— START OF Exercise inputs —

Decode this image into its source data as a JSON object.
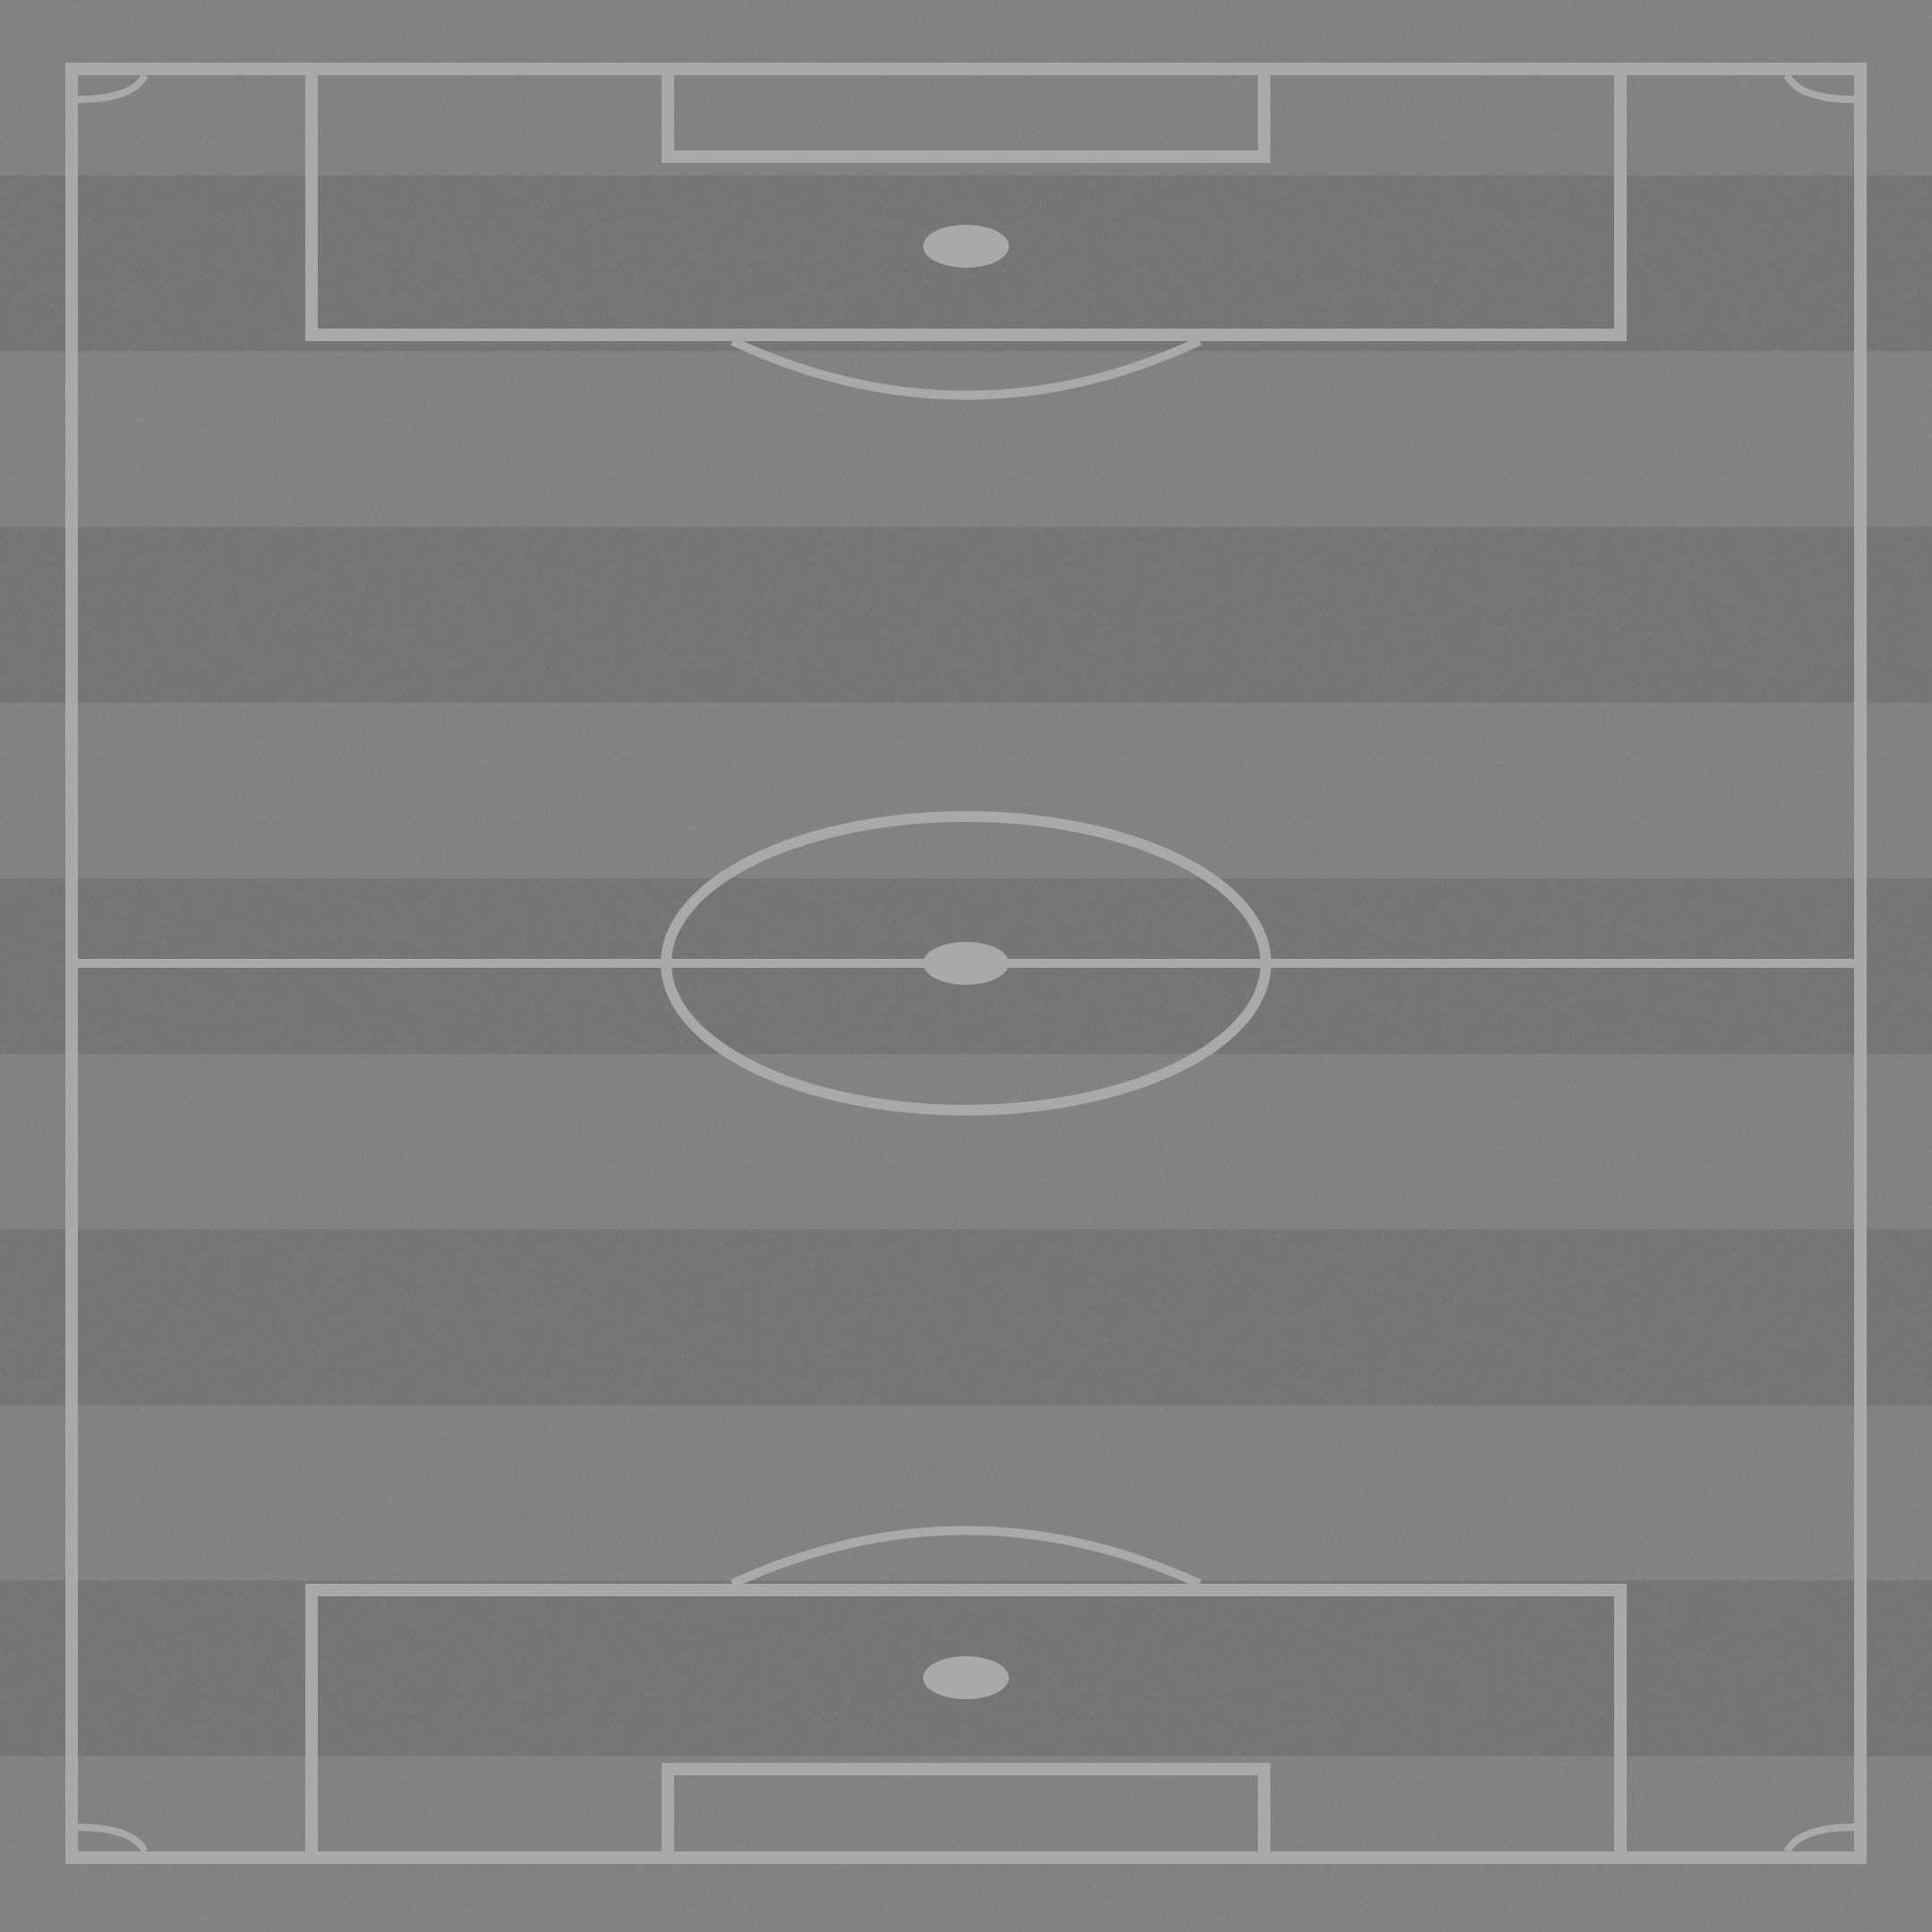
{
  "pitch": {
    "surface": "grass",
    "orientation": "vertical",
    "stripe_count": 11,
    "colors": {
      "stripe_light": "#7d7d7d",
      "stripe_dark": "#6f6f6f",
      "lines": "#a9a9a9",
      "grass_texture": "#8a8a8a"
    }
  }
}
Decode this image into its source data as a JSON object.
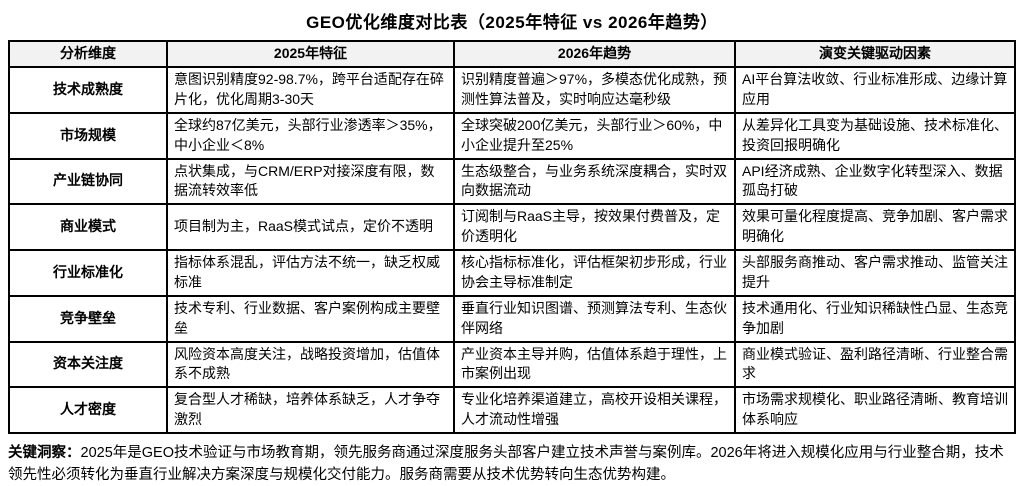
{
  "title": "GEO优化维度对比表（2025年特征 vs 2026年趋势）",
  "table": {
    "headers": {
      "dimension": "分析维度",
      "y2025": "2025年特征",
      "y2026": "2026年趋势",
      "drivers": "演变关键驱动因素"
    },
    "rows": [
      {
        "dimension": "技术成熟度",
        "y2025": "意图识别精度92-98.7%，跨平台适配存在碎片化，优化周期3-30天",
        "y2026": "识别精度普遍＞97%，多模态优化成熟，预测性算法普及，实时响应达毫秒级",
        "drivers": "AI平台算法收敛、行业标准形成、边缘计算应用"
      },
      {
        "dimension": "市场规模",
        "y2025": "全球约87亿美元，头部行业渗透率＞35%，中小企业＜8%",
        "y2026": "全球突破200亿美元，头部行业＞60%，中小企业提升至25%",
        "drivers": "从差异化工具变为基础设施、技术标准化、投资回报明确化"
      },
      {
        "dimension": "产业链协同",
        "y2025": "点状集成，与CRM/ERP对接深度有限，数据流转效率低",
        "y2026": "生态级整合，与业务系统深度耦合，实时双向数据流动",
        "drivers": "API经济成熟、企业数字化转型深入、数据孤岛打破"
      },
      {
        "dimension": "商业模式",
        "y2025": "项目制为主，RaaS模式试点，定价不透明",
        "y2026": "订阅制与RaaS主导，按效果付费普及，定价透明化",
        "drivers": "效果可量化程度提高、竞争加剧、客户需求明确化"
      },
      {
        "dimension": "行业标准化",
        "y2025": "指标体系混乱，评估方法不统一，缺乏权威标准",
        "y2026": "核心指标标准化，评估框架初步形成，行业协会主导标准制定",
        "drivers": "头部服务商推动、客户需求推动、监管关注提升"
      },
      {
        "dimension": "竞争壁垒",
        "y2025": "技术专利、行业数据、客户案例构成主要壁垒",
        "y2026": "垂直行业知识图谱、预测算法专利、生态伙伴网络",
        "drivers": "技术通用化、行业知识稀缺性凸显、生态竞争加剧"
      },
      {
        "dimension": "资本关注度",
        "y2025": "风险资本高度关注，战略投资增加，估值体系不成熟",
        "y2026": "产业资本主导并购，估值体系趋于理性，上市案例出现",
        "drivers": "商业模式验证、盈利路径清晰、行业整合需求"
      },
      {
        "dimension": "人才密度",
        "y2025": "复合型人才稀缺，培养体系缺乏，人才争夺激烈",
        "y2026": "专业化培养渠道建立，高校开设相关课程，人才流动性增强",
        "drivers": "市场需求规模化、职业路径清晰、教育培训体系响应"
      }
    ]
  },
  "insight": {
    "label": "关键洞察：",
    "text": "2025年是GEO技术验证与市场教育期，领先服务商通过深度服务头部客户建立技术声誉与案例库。2026年将进入规模化应用与行业整合期，技术领先性必须转化为垂直行业解决方案深度与规模化交付能力。服务商需要从技术优势转向生态优势构建。"
  },
  "colors": {
    "header_bg": "#f2f2f2",
    "border": "#000000",
    "text": "#000000",
    "background": "#ffffff"
  }
}
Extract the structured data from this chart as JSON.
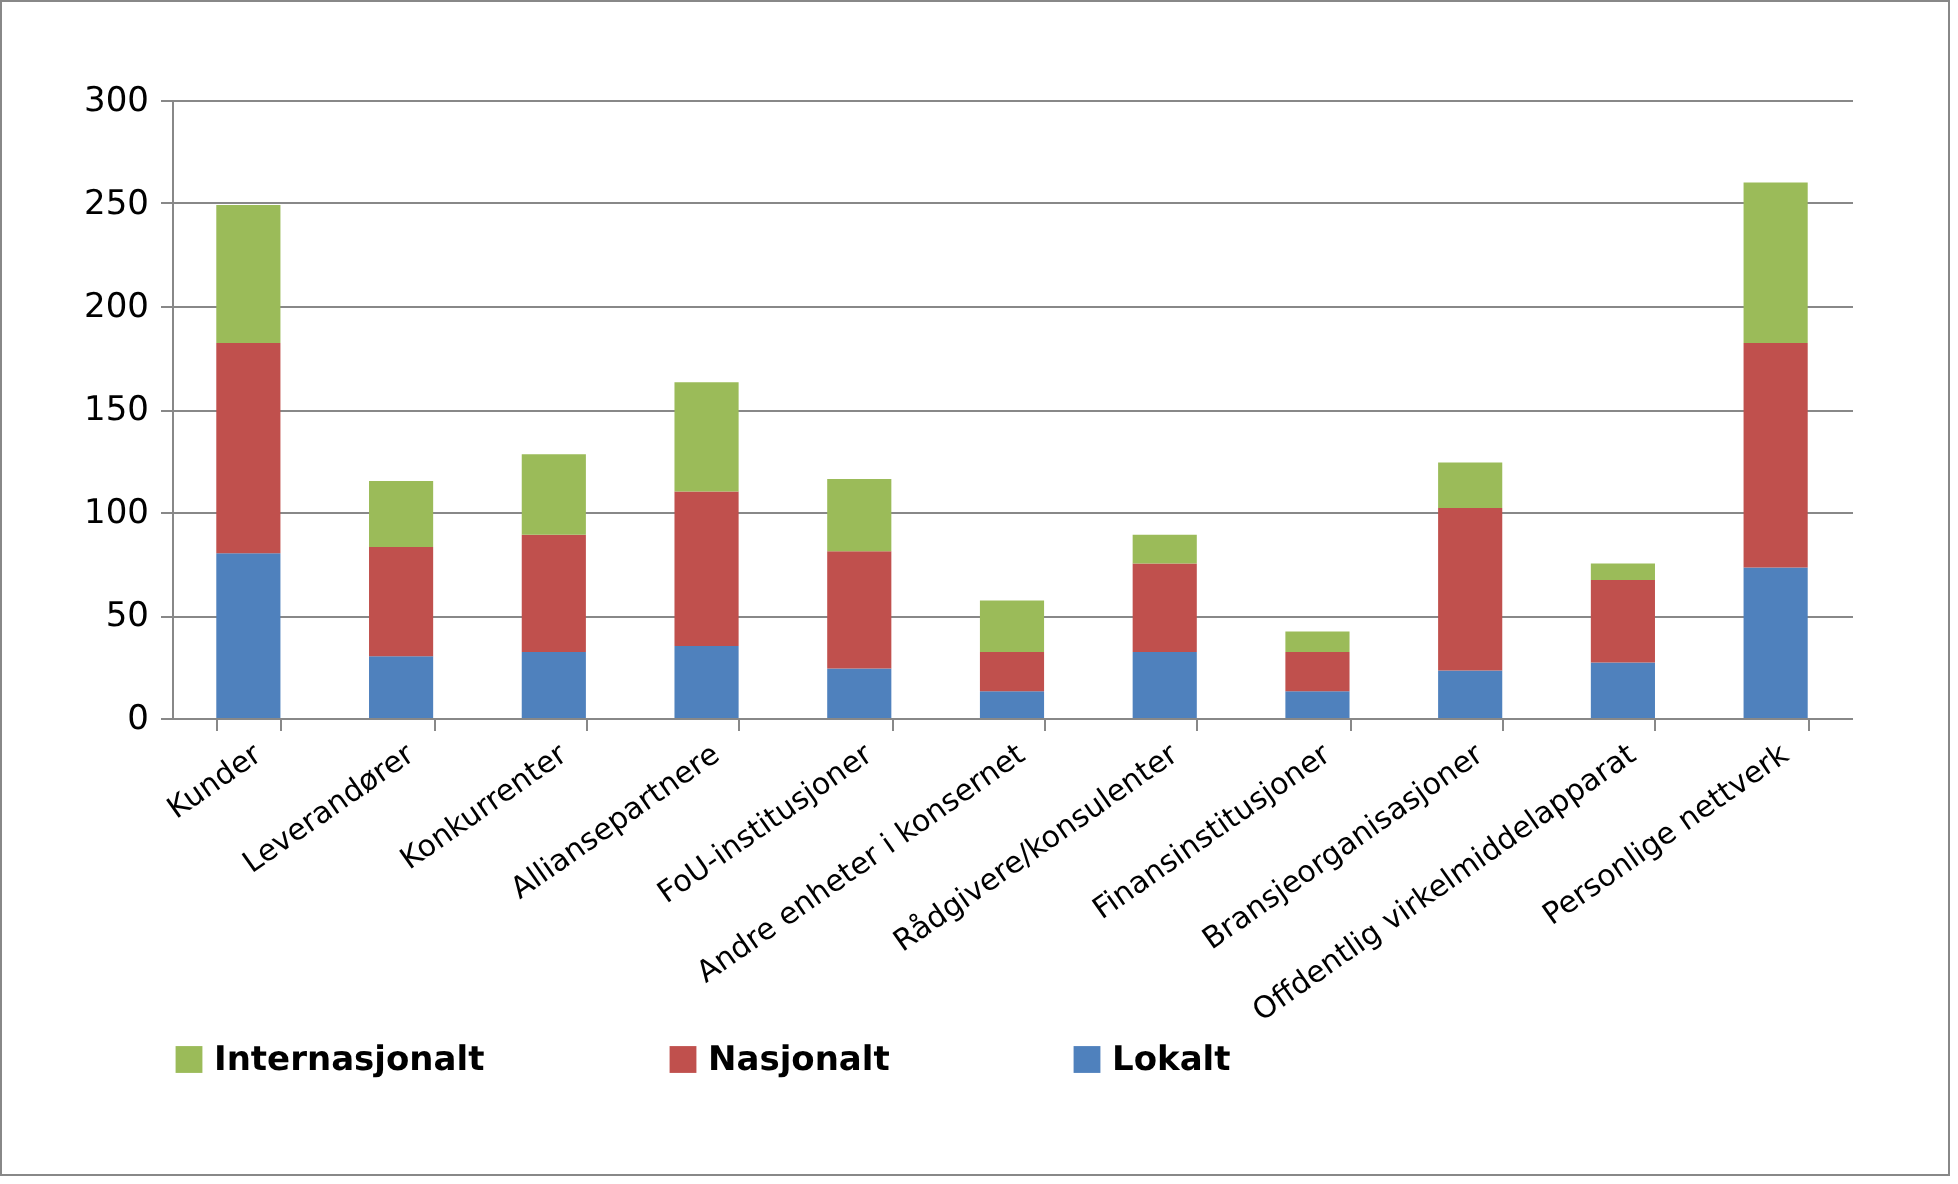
{
  "chart_data": {
    "type": "bar",
    "stacked": true,
    "categories": [
      "Kunder",
      "Leverandører",
      "Konkurrenter",
      "Alliansepartnere",
      "FoU-institusjoner",
      "Andre enheter i konsernet",
      "Rådgivere/konsulenter",
      "Finansinstitusjoner",
      "Bransjeorganisasjoner",
      "Offdentlig virkelmiddelapparat",
      "Personlige nettverk"
    ],
    "series": [
      {
        "name": "Lokalt",
        "color": "#4f81bd",
        "values": [
          80,
          30,
          32,
          35,
          24,
          13,
          32,
          13,
          23,
          27,
          73
        ]
      },
      {
        "name": "Nasjonalt",
        "color": "#c0504d",
        "values": [
          102,
          53,
          57,
          75,
          57,
          19,
          43,
          19,
          79,
          40,
          109
        ]
      },
      {
        "name": "Internasjonalt",
        "color": "#9bbb59",
        "values": [
          67,
          32,
          39,
          53,
          35,
          25,
          14,
          10,
          22,
          8,
          78
        ]
      }
    ],
    "ylim": [
      0,
      300
    ],
    "yticks": [
      0,
      50,
      100,
      150,
      200,
      250,
      300
    ],
    "grid": "y",
    "legend": "bottom"
  }
}
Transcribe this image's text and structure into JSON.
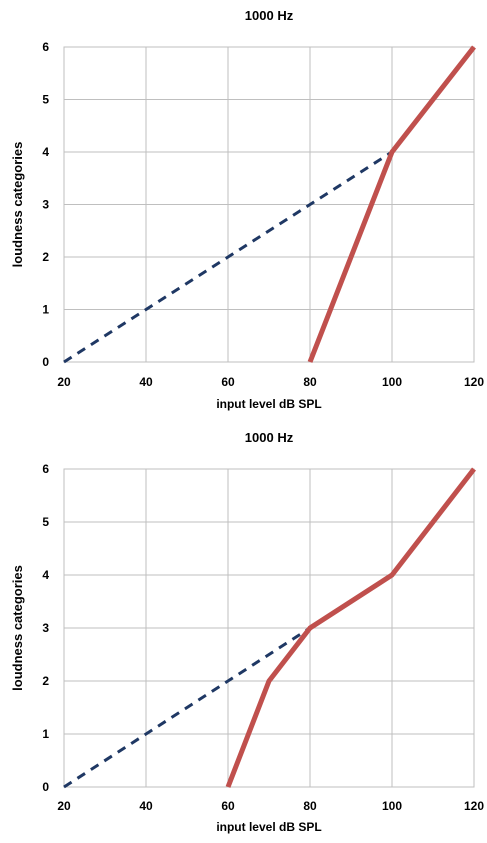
{
  "chart_data": [
    {
      "type": "line",
      "title": "1000 Hz",
      "xlabel": "input level dB SPL",
      "ylabel": "loudness categories",
      "xlim": [
        20,
        120
      ],
      "ylim": [
        0,
        6
      ],
      "xticks": [
        20,
        40,
        60,
        80,
        100,
        120
      ],
      "yticks": [
        0,
        1,
        2,
        3,
        4,
        5,
        6
      ],
      "grid": true,
      "legend": "none",
      "series": [
        {
          "style": "dashed",
          "color": "#1f3864",
          "x": [
            20,
            100
          ],
          "y": [
            0,
            4
          ]
        },
        {
          "style": "solid",
          "color": "#c0504d",
          "x": [
            80,
            100,
            120
          ],
          "y": [
            0,
            4,
            6
          ]
        }
      ]
    },
    {
      "type": "line",
      "title": "1000 Hz",
      "xlabel": "input level dB SPL",
      "ylabel": "loudness categories",
      "xlim": [
        20,
        120
      ],
      "ylim": [
        0,
        6
      ],
      "xticks": [
        20,
        40,
        60,
        80,
        100,
        120
      ],
      "yticks": [
        0,
        1,
        2,
        3,
        4,
        5,
        6
      ],
      "grid": true,
      "legend": "none",
      "series": [
        {
          "style": "dashed",
          "color": "#1f3864",
          "x": [
            20,
            80
          ],
          "y": [
            0,
            3
          ]
        },
        {
          "style": "solid",
          "color": "#c0504d",
          "x": [
            60,
            70,
            80,
            100,
            120
          ],
          "y": [
            0,
            2,
            3,
            4,
            6
          ]
        }
      ]
    }
  ]
}
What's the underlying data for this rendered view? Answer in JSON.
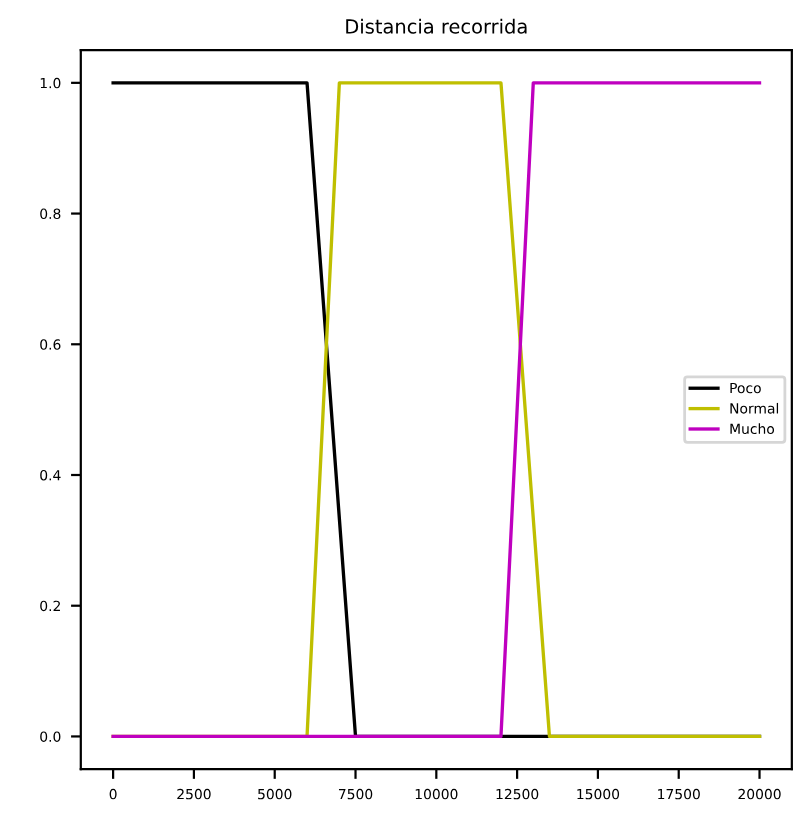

— END OF Exercise inputs —

- [Instruction] Out of the material above, gather each line where "drivers" appears.

- [Solution to this task]
      "drivers": "演变关键驱动因素"
        "drivers": "AI平台算法收敛、行业标准形成、边缘计算应用"
        "drivers": "从差异化工具变为基础设施、技术标准化、投资回报明确化"
        "drivers": "API经济成熟、企业数字化转型深入、数据孤岛打破"
        "drivers": "效果可量化程度提高、竞争加剧、客户需求明确化"
        "drivers": "头部服务商推动、客户需求推动、监管关注提升"
        "drivers": "技术通用化、行业知识稀缺性凸显、生态竞争加剧"
        "drivers": "商业模式验证、盈利路径清晰、行业整合需求"
        "drivers": "市场需求规模化、职业路径清晰、教育培训体系响应"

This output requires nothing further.